§ Aim: Pull out every line with the word "момент" from the entries below.

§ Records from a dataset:

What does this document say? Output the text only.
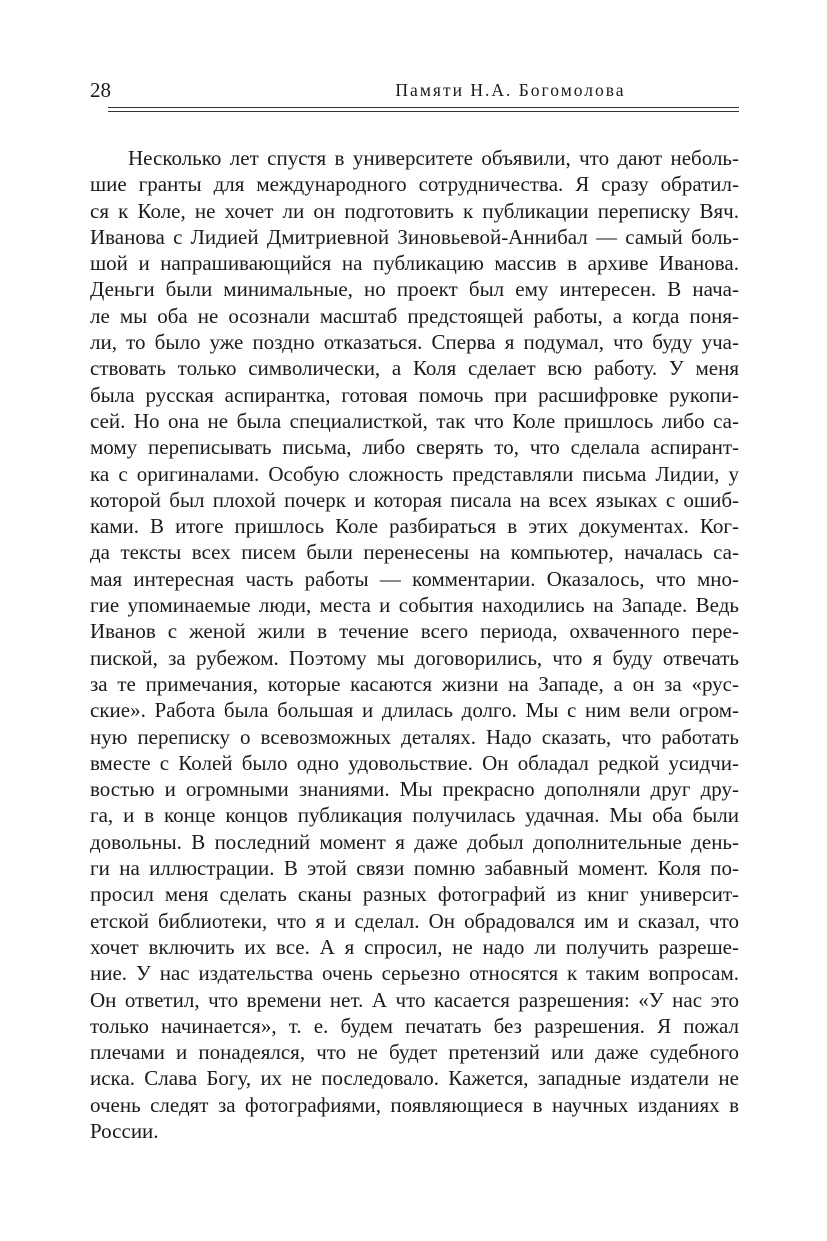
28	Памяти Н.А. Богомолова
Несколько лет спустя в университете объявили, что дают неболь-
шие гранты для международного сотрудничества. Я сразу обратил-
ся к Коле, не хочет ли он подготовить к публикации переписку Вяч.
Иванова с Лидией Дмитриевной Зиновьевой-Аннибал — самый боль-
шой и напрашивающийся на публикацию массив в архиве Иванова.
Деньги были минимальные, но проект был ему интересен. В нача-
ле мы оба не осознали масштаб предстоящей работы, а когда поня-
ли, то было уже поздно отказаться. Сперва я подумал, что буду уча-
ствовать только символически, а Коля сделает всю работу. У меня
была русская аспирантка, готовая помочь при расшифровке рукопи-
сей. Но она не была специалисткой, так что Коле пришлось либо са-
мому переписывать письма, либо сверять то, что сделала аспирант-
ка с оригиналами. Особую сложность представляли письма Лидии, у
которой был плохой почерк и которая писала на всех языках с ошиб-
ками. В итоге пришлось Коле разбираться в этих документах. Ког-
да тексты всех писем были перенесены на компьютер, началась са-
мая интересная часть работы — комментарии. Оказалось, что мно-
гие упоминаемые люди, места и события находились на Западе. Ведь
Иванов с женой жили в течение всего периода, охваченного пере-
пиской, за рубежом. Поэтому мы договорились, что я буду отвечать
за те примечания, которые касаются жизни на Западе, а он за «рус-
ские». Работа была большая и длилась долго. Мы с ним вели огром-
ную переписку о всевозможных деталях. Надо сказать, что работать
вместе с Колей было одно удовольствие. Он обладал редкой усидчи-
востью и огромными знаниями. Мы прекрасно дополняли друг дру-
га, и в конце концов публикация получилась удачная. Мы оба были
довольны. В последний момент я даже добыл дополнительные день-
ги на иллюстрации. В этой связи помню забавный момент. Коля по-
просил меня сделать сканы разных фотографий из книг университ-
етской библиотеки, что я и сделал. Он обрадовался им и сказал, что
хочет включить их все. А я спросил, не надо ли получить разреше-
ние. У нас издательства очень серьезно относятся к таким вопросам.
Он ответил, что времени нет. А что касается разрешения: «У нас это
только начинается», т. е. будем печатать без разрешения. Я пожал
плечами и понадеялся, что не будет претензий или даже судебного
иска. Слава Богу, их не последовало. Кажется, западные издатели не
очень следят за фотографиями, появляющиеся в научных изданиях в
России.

§ Written response:
довольны. В последний момент я даже добыл дополнительные день-
ги на иллюстрации. В этой связи помню забавный момент. Коля по-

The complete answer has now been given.